◆ GOAL
Each entry in the listing below should be restated word for word.

◆ MATERIAL FOR THIS TASK
--------------------------------------------------
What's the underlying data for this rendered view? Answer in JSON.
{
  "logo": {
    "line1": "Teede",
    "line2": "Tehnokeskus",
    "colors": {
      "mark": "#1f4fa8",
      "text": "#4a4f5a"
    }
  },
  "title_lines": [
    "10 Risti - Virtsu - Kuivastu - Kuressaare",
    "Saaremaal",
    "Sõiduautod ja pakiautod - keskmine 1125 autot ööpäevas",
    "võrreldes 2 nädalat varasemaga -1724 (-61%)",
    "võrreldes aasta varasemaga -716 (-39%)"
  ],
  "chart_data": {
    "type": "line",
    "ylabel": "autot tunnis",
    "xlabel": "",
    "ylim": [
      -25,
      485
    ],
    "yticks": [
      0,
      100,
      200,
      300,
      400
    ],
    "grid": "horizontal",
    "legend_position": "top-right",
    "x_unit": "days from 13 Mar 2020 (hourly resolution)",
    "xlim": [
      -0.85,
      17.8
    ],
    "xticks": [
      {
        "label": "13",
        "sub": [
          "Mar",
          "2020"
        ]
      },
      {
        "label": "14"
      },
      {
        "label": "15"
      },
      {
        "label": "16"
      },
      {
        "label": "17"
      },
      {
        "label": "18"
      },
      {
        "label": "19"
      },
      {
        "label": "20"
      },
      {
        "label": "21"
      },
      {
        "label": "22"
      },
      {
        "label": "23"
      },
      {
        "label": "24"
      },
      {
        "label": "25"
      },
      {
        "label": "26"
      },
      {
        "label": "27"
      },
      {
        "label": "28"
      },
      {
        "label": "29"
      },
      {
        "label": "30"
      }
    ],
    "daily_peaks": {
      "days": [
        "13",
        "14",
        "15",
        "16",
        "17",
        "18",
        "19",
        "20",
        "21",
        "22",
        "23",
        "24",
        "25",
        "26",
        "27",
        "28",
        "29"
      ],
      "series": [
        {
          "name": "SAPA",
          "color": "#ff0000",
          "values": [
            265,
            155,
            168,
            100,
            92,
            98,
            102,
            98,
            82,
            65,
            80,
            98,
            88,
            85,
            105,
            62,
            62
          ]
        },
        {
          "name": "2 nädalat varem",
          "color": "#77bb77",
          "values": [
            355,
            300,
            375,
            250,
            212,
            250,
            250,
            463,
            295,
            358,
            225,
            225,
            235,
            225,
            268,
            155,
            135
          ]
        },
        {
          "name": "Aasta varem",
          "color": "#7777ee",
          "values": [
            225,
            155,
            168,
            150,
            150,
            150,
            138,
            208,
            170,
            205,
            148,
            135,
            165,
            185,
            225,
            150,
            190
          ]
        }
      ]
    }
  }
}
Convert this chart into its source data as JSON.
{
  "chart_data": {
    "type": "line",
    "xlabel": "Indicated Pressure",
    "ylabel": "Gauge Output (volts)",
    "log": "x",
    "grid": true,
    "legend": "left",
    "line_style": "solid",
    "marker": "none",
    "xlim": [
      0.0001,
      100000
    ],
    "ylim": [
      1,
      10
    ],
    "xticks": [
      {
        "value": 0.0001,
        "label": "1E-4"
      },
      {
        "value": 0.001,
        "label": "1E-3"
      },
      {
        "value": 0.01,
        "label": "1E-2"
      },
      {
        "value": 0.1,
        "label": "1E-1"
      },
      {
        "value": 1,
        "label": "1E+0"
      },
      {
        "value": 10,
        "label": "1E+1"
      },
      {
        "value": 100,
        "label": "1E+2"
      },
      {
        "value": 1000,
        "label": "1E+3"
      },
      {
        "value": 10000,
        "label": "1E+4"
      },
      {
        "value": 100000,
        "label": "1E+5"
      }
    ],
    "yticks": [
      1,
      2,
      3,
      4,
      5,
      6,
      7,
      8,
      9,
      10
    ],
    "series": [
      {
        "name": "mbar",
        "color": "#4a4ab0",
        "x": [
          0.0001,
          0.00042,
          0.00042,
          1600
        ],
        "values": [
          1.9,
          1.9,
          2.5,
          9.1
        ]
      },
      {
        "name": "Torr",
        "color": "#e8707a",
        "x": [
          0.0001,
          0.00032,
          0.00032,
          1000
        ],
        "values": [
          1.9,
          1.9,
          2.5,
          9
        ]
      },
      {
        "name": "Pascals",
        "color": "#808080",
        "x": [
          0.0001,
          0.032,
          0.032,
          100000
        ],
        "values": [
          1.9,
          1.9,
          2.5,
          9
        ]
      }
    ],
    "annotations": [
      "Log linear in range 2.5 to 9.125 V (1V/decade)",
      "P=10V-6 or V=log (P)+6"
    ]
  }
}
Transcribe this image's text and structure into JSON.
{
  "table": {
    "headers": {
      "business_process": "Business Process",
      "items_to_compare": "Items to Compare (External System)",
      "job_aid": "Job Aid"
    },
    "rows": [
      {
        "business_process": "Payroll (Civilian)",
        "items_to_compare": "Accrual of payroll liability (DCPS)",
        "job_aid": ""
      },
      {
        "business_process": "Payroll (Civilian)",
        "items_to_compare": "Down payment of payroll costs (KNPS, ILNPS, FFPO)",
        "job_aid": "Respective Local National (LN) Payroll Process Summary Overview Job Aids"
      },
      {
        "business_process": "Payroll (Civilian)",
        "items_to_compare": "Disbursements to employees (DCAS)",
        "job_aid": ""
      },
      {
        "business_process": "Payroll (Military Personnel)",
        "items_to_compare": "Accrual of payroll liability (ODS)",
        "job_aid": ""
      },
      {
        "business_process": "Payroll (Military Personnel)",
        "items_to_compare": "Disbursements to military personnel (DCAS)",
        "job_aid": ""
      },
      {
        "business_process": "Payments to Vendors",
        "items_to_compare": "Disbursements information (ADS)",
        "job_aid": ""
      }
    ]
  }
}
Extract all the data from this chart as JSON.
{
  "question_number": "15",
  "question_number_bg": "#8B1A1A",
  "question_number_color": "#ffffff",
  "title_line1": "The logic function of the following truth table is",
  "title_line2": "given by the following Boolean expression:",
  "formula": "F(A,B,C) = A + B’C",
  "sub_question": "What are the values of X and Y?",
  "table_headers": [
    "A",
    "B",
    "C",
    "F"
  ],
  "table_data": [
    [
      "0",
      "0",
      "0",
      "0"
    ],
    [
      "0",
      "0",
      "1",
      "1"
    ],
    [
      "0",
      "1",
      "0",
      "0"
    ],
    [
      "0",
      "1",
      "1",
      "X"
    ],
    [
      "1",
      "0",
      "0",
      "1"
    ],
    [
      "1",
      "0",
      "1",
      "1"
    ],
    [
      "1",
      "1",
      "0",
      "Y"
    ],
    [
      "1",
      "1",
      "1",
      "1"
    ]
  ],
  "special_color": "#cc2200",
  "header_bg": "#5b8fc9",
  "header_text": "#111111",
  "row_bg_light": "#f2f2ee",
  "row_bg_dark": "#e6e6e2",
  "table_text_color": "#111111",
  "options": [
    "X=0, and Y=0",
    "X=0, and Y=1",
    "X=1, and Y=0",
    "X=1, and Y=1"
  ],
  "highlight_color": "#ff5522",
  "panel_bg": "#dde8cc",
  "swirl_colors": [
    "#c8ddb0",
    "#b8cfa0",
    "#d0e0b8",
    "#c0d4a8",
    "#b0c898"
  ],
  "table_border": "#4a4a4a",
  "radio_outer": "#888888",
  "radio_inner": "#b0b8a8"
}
--------------------------------------------------
◆ SOLUTION FOR THIS PROBLEM
What's the underlying data for this rendered view? Answer in JSON.
{
  "logo": {
    "line1": "Teede",
    "line2": "Tehnokeskus",
    "colors": {
      "mark": "#1f4fa8",
      "text": "#4a4f5a"
    }
  },
  "title_lines": [
    "10 Risti - Virtsu - Kuivastu - Kuressaare",
    "Saaremaal",
    "Sõiduautod ja pakiautod - keskmine 1125 autot ööpäevas",
    "võrreldes 2 nädalat varasemaga -1724 (-61%)",
    "võrreldes aasta varasemaga -716 (-39%)"
  ],
  "chart_data": {
    "type": "line",
    "ylabel": "autot tunnis",
    "xlabel": "",
    "ylim": [
      -25,
      485
    ],
    "yticks": [
      0,
      100,
      200,
      300,
      400
    ],
    "grid": "horizontal",
    "legend_position": "top-right",
    "x_unit": "days from 13 Mar 2020 (hourly resolution)",
    "xlim": [
      -0.85,
      17.8
    ],
    "xticks": [
      {
        "label": "13",
        "sub": [
          "Mar",
          "2020"
        ]
      },
      {
        "label": "14"
      },
      {
        "label": "15"
      },
      {
        "label": "16"
      },
      {
        "label": "17"
      },
      {
        "label": "18"
      },
      {
        "label": "19"
      },
      {
        "label": "20"
      },
      {
        "label": "21"
      },
      {
        "label": "22"
      },
      {
        "label": "23"
      },
      {
        "label": "24"
      },
      {
        "label": "25"
      },
      {
        "label": "26"
      },
      {
        "label": "27"
      },
      {
        "label": "28"
      },
      {
        "label": "29"
      },
      {
        "label": "30"
      }
    ],
    "daily_peaks": {
      "days": [
        "13",
        "14",
        "15",
        "16",
        "17",
        "18",
        "19",
        "20",
        "21",
        "22",
        "23",
        "24",
        "25",
        "26",
        "27",
        "28",
        "29"
      ],
      "series": [
        {
          "name": "SAPA",
          "color": "#ff0000",
          "values": [
            265,
            155,
            168,
            100,
            92,
            98,
            102,
            98,
            82,
            65,
            80,
            98,
            88,
            85,
            105,
            62,
            62
          ]
        },
        {
          "name": "2 nädalat varem",
          "color": "#77bb77",
          "values": [
            355,
            300,
            375,
            250,
            212,
            250,
            250,
            463,
            295,
            358,
            225,
            225,
            235,
            225,
            268,
            155,
            135
          ]
        },
        {
          "name": "Aasta varem",
          "color": "#7777ee",
          "values": [
            225,
            155,
            168,
            150,
            150,
            150,
            138,
            208,
            170,
            205,
            148,
            135,
            165,
            185,
            225,
            150,
            190
          ]
        }
      ]
    }
  }
}
Convert this chart into its source data as JSON.
{
  "chart_data": {
    "type": "line",
    "xlabel": "Indicated Pressure",
    "ylabel": "Gauge Output (volts)",
    "log": "x",
    "grid": true,
    "legend": "left",
    "line_style": "solid",
    "marker": "none",
    "xlim": [
      0.0001,
      100000
    ],
    "ylim": [
      1,
      10
    ],
    "xticks": [
      {
        "value": 0.0001,
        "label": "1E-4"
      },
      {
        "value": 0.001,
        "label": "1E-3"
      },
      {
        "value": 0.01,
        "label": "1E-2"
      },
      {
        "value": 0.1,
        "label": "1E-1"
      },
      {
        "value": 1,
        "label": "1E+0"
      },
      {
        "value": 10,
        "label": "1E+1"
      },
      {
        "value": 100,
        "label": "1E+2"
      },
      {
        "value": 1000,
        "label": "1E+3"
      },
      {
        "value": 10000,
        "label": "1E+4"
      },
      {
        "value": 100000,
        "label": "1E+5"
      }
    ],
    "yticks": [
      1,
      2,
      3,
      4,
      5,
      6,
      7,
      8,
      9,
      10
    ],
    "series": [
      {
        "name": "mbar",
        "color": "#4a4ab0",
        "x": [
          0.0001,
          0.00042,
          0.00042,
          1600
        ],
        "values": [
          1.9,
          1.9,
          2.5,
          9.1
        ]
      },
      {
        "name": "Torr",
        "color": "#e8707a",
        "x": [
          0.0001,
          0.00032,
          0.00032,
          1000
        ],
        "values": [
          1.9,
          1.9,
          2.5,
          9
        ]
      },
      {
        "name": "Pascals",
        "color": "#808080",
        "x": [
          0.0001,
          0.032,
          0.032,
          100000
        ],
        "values": [
          1.9,
          1.9,
          2.5,
          9
        ]
      }
    ],
    "annotations": [
      "Log linear in range 2.5 to 9.125 V (1V/decade)",
      "P=10V-6 or V=log (P)+6"
    ]
  }
}
Transcribe this image's text and structure into JSON.
{
  "table": {
    "headers": {
      "business_process": "Business Process",
      "items_to_compare": "Items to Compare (External System)",
      "job_aid": "Job Aid"
    },
    "rows": [
      {
        "business_process": "Payroll (Civilian)",
        "items_to_compare": "Accrual of payroll liability (DCPS)",
        "job_aid": ""
      },
      {
        "business_process": "Payroll (Civilian)",
        "items_to_compare": "Down payment of payroll costs (KNPS, ILNPS, FFPO)",
        "job_aid": "Respective Local National (LN) Payroll Process Summary Overview Job Aids"
      },
      {
        "business_process": "Payroll (Civilian)",
        "items_to_compare": "Disbursements to employees (DCAS)",
        "job_aid": ""
      },
      {
        "business_process": "Payroll (Military Personnel)",
        "items_to_compare": "Accrual of payroll liability (ODS)",
        "job_aid": ""
      },
      {
        "business_process": "Payroll (Military Personnel)",
        "items_to_compare": "Disbursements to military personnel (DCAS)",
        "job_aid": ""
      },
      {
        "business_process": "Payments to Vendors",
        "items_to_compare": "Disbursements information (ADS)",
        "job_aid": ""
      }
    ]
  }
}
Extract all the data from this chart as JSON.
{
  "question_number": "15",
  "question_number_bg": "#8B1A1A",
  "question_number_color": "#ffffff",
  "title_line1": "The logic function of the following truth table is",
  "title_line2": "given by the following Boolean expression:",
  "formula": "F(A,B,C) = A + B’C",
  "sub_question": "What are the values of X and Y?",
  "table_headers": [
    "A",
    "B",
    "C",
    "F"
  ],
  "table_data": [
    [
      "0",
      "0",
      "0",
      "0"
    ],
    [
      "0",
      "0",
      "1",
      "1"
    ],
    [
      "0",
      "1",
      "0",
      "0"
    ],
    [
      "0",
      "1",
      "1",
      "X"
    ],
    [
      "1",
      "0",
      "0",
      "1"
    ],
    [
      "1",
      "0",
      "1",
      "1"
    ],
    [
      "1",
      "1",
      "0",
      "Y"
    ],
    [
      "1",
      "1",
      "1",
      "1"
    ]
  ],
  "special_color": "#cc2200",
  "header_bg": "#5b8fc9",
  "header_text": "#111111",
  "row_bg_light": "#f2f2ee",
  "row_bg_dark": "#e6e6e2",
  "table_text_color": "#111111",
  "options": [
    "X=0, and Y=0",
    "X=0, and Y=1",
    "X=1, and Y=0",
    "X=1, and Y=1"
  ],
  "highlight_color": "#ff5522",
  "panel_bg": "#dde8cc",
  "swirl_colors": [
    "#c8ddb0",
    "#b8cfa0",
    "#d0e0b8",
    "#c0d4a8",
    "#b0c898"
  ],
  "table_border": "#4a4a4a",
  "radio_outer": "#888888",
  "radio_inner": "#b0b8a8"
}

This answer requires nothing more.